/---

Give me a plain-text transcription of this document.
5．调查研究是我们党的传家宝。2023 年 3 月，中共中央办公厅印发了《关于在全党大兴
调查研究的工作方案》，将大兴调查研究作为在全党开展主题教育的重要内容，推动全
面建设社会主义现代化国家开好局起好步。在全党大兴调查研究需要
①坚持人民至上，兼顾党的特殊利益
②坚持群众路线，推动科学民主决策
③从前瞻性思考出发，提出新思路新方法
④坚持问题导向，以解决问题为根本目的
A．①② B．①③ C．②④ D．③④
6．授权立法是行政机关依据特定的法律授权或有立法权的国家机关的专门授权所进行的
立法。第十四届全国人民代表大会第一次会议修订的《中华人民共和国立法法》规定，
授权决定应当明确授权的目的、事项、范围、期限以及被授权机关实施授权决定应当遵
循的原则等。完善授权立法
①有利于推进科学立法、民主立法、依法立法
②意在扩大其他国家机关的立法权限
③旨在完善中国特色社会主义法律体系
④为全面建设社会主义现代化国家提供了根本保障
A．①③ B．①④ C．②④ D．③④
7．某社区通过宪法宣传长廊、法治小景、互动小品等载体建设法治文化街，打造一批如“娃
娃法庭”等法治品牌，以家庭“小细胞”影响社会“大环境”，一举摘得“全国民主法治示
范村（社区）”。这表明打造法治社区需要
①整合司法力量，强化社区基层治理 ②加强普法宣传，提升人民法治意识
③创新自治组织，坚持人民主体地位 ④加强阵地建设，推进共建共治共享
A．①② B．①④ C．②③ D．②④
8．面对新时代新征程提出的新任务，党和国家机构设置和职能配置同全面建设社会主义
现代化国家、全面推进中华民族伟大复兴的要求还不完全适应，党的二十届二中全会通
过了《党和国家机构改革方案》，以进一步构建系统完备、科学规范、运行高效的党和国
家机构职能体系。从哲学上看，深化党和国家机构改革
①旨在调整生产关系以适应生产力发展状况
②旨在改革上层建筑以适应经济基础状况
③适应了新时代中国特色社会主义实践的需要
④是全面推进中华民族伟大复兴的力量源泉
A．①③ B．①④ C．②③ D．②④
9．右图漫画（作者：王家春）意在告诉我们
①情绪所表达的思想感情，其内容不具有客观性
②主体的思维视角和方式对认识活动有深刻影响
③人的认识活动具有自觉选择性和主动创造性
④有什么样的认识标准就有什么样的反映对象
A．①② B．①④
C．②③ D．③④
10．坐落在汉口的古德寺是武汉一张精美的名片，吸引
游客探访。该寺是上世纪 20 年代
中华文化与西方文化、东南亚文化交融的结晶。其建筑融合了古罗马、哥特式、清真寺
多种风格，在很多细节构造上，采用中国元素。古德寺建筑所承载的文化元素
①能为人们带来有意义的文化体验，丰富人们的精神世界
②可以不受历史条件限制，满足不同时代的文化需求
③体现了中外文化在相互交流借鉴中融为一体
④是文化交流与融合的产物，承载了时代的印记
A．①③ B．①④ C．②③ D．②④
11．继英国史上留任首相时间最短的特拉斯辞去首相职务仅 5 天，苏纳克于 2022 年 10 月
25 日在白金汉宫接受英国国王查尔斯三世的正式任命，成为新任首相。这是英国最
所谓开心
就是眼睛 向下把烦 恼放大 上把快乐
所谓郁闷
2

\---

**Aim of the task:**
Make an exact copy of all the data.

**Answer:**
Give me a plain-text transcription of this document.
5．调查研究是我们党的传家宝。2023 年 3 月，中共中央办公厅印发了《关于在全党大兴
调查研究的工作方案》，将大兴调查研究作为在全党开展主题教育的重要内容，推动全
面建设社会主义现代化国家开好局起好步。在全党大兴调查研究需要
①坚持人民至上，兼顾党的特殊利益
②坚持群众路线，推动科学民主决策
③从前瞻性思考出发，提出新思路新方法
④坚持问题导向，以解决问题为根本目的
A．①② B．①③ C．②④ D．③④
6．授权立法是行政机关依据特定的法律授权或有立法权的国家机关的专门授权所进行的
立法。第十四届全国人民代表大会第一次会议修订的《中华人民共和国立法法》规定，
授权决定应当明确授权的目的、事项、范围、期限以及被授权机关实施授权决定应当遵
循的原则等。完善授权立法
①有利于推进科学立法、民主立法、依法立法
②意在扩大其他国家机关的立法权限
③旨在完善中国特色社会主义法律体系
④为全面建设社会主义现代化国家提供了根本保障
A．①③ B．①④ C．②④ D．③④
7．某社区通过宪法宣传长廊、法治小景、互动小品等载体建设法治文化街，打造一批如“娃
娃法庭”等法治品牌，以家庭“小细胞”影响社会“大环境”，一举摘得“全国民主法治示
范村（社区）”。这表明打造法治社区需要
①整合司法力量，强化社区基层治理 ②加强普法宣传，提升人民法治意识
③创新自治组织，坚持人民主体地位 ④加强阵地建设，推进共建共治共享
A．①② B．①④ C．②③ D．②④
8．面对新时代新征程提出的新任务，党和国家机构设置和职能配置同全面建设社会主义
现代化国家、全面推进中华民族伟大复兴的要求还不完全适应，党的二十届二中全会通
过了《党和国家机构改革方案》，以进一步构建系统完备、科学规范、运行高效的党和国
家机构职能体系。从哲学上看，深化党和国家机构改革
①旨在调整生产关系以适应生产力发展状况
②旨在改革上层建筑以适应经济基础状况
③适应了新时代中国特色社会主义实践的需要
④是全面推进中华民族伟大复兴的力量源泉
A．①③ B．①④ C．②③ D．②④
9．右图漫画（作者：王家春）意在告诉我们
①情绪所表达的思想感情，其内容不具有客观性
②主体的思维视角和方式对认识活动有深刻影响
③人的认识活动具有自觉选择性和主动创造性
④有什么样的认识标准就有什么样的反映对象
A．①② B．①④
C．②③ D．③④
10．坐落在汉口的古德寺是武汉一张精美的名片，吸引
游客探访。该寺是上世纪 20 年代
中华文化与西方文化、东南亚文化交融的结晶。其建筑融合了古罗马、哥特式、清真寺
多种风格，在很多细节构造上，采用中国元素。古德寺建筑所承载的文化元素
①能为人们带来有意义的文化体验，丰富人们的精神世界
②可以不受历史条件限制，满足不同时代的文化需求
③体现了中外文化在相互交流借鉴中融为一体
④是文化交流与融合的产物，承载了时代的印记
A．①③ B．①④ C．②③ D．②④
11．继英国史上留任首相时间最短的特拉斯辞去首相职务仅 5 天，苏纳克于 2022 年 10 月
25 日在白金汉宫接受英国国王查尔斯三世的正式任命，成为新任首相。这是英国最
所谓开心
就是眼睛 向下把烦 恼放大 上把快乐
所谓郁闷
2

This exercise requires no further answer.